■ YOUR OBJECTIVE: Filter the records below for the word "inflow". Copy each line that holds it.

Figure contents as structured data
= = =
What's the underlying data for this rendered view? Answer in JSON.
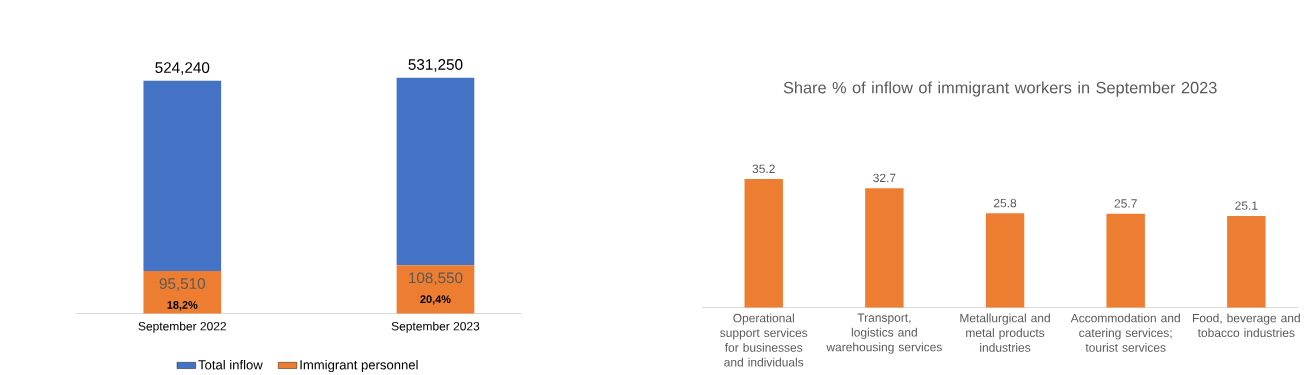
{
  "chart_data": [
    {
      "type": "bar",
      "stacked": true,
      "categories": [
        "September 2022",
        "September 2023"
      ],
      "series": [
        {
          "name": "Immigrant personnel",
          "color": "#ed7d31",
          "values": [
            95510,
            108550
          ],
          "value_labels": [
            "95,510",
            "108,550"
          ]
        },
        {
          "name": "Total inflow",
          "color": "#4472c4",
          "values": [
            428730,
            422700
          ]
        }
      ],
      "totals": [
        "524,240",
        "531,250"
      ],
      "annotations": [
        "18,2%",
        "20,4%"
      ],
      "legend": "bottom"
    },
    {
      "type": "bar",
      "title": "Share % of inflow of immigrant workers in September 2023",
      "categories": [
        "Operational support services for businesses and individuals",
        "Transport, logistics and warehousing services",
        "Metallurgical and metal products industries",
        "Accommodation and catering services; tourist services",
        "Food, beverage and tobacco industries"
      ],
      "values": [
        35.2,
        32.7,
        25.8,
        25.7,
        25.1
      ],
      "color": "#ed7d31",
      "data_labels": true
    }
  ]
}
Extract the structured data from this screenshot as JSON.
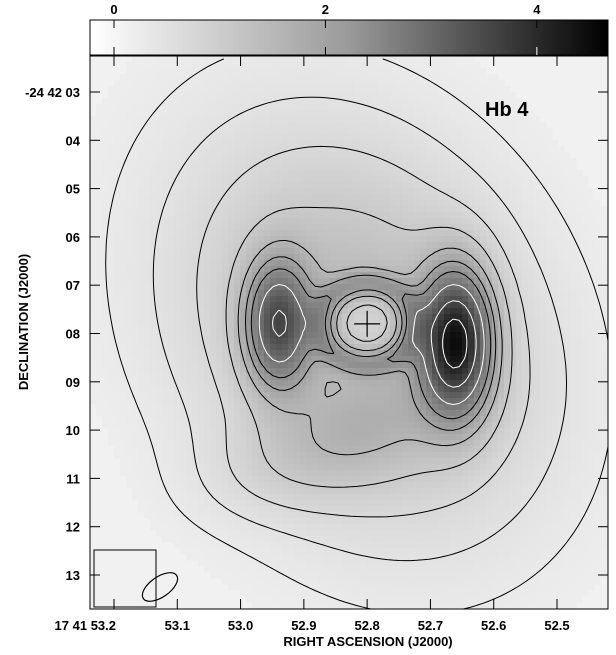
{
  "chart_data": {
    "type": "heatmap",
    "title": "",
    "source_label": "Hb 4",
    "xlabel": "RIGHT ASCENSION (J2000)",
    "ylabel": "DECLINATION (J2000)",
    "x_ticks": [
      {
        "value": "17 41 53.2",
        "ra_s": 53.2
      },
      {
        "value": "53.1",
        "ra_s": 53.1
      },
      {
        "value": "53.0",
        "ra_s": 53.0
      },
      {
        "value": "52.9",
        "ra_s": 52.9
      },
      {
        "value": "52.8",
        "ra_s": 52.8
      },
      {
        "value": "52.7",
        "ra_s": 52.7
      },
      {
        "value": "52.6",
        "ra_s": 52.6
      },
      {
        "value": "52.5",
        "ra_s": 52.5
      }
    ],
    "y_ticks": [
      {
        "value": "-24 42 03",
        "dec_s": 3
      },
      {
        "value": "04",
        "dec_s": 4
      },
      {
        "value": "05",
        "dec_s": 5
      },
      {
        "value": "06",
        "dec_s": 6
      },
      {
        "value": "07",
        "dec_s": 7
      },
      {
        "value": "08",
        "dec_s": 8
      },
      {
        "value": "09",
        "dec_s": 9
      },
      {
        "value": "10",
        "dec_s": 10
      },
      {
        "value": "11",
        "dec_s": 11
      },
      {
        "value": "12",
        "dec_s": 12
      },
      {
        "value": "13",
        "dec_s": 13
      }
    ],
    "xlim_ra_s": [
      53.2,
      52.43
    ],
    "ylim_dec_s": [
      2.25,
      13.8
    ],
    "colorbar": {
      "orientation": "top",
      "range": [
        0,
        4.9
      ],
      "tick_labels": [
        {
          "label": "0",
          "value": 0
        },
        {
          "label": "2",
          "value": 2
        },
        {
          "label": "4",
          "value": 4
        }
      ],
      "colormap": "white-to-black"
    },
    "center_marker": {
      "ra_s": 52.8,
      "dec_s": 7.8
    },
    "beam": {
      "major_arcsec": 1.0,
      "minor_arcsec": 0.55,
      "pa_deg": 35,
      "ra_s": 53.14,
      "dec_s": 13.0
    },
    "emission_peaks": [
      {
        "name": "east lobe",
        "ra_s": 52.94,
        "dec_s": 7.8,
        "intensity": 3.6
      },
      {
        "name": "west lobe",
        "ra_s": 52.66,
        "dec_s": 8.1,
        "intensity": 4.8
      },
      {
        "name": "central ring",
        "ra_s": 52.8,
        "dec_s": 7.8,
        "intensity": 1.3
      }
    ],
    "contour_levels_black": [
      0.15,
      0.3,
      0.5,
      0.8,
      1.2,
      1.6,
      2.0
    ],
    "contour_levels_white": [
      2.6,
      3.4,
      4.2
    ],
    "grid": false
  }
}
= = =
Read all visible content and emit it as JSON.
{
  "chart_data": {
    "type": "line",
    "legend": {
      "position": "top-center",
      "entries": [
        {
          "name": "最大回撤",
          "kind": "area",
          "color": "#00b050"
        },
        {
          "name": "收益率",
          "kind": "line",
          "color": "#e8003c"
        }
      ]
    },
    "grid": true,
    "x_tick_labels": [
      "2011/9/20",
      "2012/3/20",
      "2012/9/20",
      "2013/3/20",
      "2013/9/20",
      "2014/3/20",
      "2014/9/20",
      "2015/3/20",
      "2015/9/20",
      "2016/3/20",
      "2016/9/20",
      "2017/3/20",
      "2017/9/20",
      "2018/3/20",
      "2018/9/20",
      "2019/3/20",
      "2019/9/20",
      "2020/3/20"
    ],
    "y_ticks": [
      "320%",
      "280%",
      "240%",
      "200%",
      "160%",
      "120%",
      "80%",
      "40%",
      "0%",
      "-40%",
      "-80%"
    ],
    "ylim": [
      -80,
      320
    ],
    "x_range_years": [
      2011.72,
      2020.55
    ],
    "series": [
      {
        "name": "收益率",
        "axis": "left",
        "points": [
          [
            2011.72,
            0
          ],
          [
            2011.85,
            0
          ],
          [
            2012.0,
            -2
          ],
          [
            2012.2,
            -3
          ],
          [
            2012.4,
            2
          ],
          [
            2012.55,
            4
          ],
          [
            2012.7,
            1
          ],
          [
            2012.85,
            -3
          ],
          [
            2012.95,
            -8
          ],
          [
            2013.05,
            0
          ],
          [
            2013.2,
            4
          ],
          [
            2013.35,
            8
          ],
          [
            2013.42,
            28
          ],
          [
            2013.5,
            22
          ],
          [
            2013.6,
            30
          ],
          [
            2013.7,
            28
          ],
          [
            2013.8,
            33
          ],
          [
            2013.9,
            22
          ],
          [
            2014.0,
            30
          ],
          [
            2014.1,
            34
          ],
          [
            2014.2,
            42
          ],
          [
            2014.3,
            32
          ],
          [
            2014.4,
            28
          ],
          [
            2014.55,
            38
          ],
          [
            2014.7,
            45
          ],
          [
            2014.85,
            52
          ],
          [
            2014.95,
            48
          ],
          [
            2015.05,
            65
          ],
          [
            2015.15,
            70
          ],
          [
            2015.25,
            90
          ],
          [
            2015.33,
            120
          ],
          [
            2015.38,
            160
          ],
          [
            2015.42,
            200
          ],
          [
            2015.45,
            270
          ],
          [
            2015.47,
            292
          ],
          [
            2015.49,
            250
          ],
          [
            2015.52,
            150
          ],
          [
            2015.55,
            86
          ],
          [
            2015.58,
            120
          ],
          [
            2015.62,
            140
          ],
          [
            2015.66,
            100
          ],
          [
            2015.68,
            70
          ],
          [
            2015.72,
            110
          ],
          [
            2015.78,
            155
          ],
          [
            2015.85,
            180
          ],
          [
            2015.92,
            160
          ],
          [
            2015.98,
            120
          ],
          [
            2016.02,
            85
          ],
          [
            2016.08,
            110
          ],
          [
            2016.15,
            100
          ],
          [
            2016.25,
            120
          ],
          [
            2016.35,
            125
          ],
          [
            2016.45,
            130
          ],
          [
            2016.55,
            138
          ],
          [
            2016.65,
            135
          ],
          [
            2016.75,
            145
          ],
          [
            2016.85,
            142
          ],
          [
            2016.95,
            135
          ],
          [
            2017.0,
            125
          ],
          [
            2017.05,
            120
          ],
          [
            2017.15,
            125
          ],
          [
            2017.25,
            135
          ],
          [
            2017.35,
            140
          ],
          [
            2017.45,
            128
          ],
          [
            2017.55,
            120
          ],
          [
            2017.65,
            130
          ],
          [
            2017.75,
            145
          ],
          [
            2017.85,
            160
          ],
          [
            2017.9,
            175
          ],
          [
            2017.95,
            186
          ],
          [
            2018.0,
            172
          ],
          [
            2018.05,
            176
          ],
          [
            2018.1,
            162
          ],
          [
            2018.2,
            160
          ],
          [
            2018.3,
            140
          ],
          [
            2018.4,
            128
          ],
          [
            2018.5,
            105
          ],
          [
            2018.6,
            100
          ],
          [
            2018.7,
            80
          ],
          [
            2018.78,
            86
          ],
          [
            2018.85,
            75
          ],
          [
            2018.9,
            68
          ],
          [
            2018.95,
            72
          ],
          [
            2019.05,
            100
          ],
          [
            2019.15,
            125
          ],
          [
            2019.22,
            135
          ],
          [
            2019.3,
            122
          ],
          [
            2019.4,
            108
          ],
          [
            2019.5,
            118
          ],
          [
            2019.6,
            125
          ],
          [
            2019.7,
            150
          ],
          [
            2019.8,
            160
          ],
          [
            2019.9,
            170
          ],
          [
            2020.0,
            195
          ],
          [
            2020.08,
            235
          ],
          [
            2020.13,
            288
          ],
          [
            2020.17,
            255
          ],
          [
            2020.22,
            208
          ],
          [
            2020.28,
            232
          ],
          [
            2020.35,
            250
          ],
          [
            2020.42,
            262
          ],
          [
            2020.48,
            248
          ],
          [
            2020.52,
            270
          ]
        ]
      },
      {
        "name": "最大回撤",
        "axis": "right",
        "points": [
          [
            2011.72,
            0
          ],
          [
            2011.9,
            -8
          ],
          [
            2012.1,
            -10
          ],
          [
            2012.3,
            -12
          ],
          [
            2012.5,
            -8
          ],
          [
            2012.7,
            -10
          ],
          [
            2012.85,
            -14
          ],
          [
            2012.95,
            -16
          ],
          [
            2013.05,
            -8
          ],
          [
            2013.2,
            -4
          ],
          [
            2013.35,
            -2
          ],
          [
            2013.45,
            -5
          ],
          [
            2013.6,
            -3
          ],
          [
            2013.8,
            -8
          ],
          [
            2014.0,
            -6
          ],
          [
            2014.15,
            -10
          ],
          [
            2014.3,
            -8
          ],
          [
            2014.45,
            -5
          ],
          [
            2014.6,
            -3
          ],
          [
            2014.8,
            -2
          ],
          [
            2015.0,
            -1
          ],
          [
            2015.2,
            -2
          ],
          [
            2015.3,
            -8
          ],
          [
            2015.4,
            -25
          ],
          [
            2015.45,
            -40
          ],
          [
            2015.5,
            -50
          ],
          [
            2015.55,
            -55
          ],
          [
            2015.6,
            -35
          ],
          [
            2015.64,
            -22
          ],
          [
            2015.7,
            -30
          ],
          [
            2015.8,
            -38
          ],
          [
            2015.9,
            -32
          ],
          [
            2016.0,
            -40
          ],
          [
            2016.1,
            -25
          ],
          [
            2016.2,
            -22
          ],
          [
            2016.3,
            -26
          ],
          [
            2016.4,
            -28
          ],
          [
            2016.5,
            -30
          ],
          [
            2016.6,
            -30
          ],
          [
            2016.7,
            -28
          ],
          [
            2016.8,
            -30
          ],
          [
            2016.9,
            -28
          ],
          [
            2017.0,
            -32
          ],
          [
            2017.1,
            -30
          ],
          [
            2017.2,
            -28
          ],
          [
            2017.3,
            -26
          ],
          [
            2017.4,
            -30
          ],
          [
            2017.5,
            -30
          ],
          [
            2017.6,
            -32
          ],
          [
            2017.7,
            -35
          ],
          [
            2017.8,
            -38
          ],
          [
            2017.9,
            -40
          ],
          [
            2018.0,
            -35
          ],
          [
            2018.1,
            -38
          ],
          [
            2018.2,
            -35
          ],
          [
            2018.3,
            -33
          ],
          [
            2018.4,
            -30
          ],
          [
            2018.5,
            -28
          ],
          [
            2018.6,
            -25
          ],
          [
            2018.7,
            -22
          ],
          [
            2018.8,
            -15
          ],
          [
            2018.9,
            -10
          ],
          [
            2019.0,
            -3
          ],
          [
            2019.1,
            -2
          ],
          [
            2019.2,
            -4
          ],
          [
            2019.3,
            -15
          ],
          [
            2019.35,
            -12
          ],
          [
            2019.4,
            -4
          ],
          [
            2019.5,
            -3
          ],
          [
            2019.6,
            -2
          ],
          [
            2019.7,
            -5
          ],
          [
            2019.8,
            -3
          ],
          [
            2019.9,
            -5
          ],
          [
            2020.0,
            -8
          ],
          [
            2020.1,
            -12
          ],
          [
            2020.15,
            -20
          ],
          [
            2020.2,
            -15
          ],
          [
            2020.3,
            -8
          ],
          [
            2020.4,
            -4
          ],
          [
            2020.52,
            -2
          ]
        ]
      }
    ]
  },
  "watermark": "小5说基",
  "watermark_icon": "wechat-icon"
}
= = =
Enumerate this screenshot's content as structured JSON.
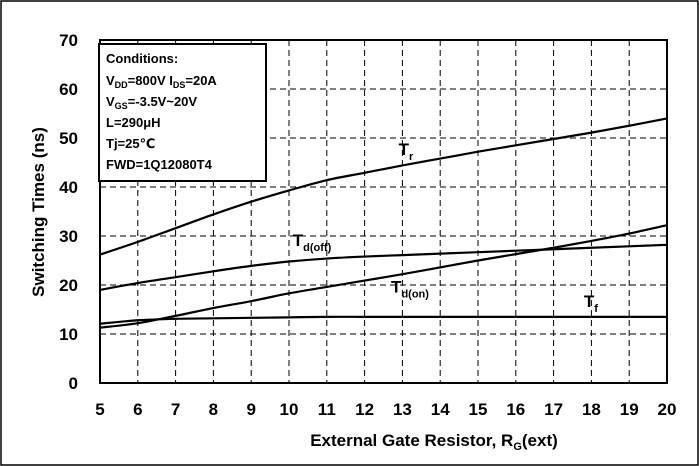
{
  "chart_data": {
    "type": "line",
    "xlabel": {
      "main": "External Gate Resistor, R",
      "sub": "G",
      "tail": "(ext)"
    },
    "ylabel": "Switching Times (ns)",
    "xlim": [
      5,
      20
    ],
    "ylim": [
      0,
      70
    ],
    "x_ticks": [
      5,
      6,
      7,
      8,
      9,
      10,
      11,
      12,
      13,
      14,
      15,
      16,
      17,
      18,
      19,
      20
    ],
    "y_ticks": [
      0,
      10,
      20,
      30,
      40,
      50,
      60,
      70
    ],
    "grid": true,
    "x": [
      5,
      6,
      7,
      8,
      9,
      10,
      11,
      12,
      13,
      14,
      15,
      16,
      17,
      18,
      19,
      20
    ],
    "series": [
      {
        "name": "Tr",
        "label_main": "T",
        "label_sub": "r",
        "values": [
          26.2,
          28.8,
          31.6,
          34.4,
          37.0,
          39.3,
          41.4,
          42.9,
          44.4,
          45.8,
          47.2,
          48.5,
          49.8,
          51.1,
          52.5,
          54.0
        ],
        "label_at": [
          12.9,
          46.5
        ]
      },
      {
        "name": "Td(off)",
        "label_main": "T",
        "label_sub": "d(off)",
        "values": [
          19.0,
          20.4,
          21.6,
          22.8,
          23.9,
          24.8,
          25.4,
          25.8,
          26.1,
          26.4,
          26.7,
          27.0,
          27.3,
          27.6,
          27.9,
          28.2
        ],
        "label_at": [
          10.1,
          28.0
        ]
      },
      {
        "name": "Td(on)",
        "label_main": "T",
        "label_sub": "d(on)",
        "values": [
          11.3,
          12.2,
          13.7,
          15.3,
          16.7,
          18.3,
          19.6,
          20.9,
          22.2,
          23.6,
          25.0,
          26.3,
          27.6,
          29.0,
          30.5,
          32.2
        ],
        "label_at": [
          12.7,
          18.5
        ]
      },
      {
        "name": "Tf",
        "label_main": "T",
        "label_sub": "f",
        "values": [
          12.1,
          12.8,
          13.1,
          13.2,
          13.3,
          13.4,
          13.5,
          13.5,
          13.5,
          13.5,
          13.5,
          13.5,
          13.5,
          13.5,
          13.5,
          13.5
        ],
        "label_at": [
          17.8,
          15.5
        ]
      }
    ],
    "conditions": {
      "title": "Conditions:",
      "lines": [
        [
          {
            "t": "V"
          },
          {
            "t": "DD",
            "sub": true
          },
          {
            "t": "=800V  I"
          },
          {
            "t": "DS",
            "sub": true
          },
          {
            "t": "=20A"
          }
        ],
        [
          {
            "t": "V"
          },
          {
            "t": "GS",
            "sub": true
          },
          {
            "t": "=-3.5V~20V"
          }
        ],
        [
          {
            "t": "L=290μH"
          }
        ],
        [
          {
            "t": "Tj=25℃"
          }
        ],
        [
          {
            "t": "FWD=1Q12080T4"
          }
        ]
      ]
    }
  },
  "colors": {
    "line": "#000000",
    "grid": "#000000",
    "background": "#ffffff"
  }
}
= = =
■ SOLUTION TO THIS TASK:
          "name": "Total inflow",
      "title": "Share % of inflow of immigrant workers in September 2023",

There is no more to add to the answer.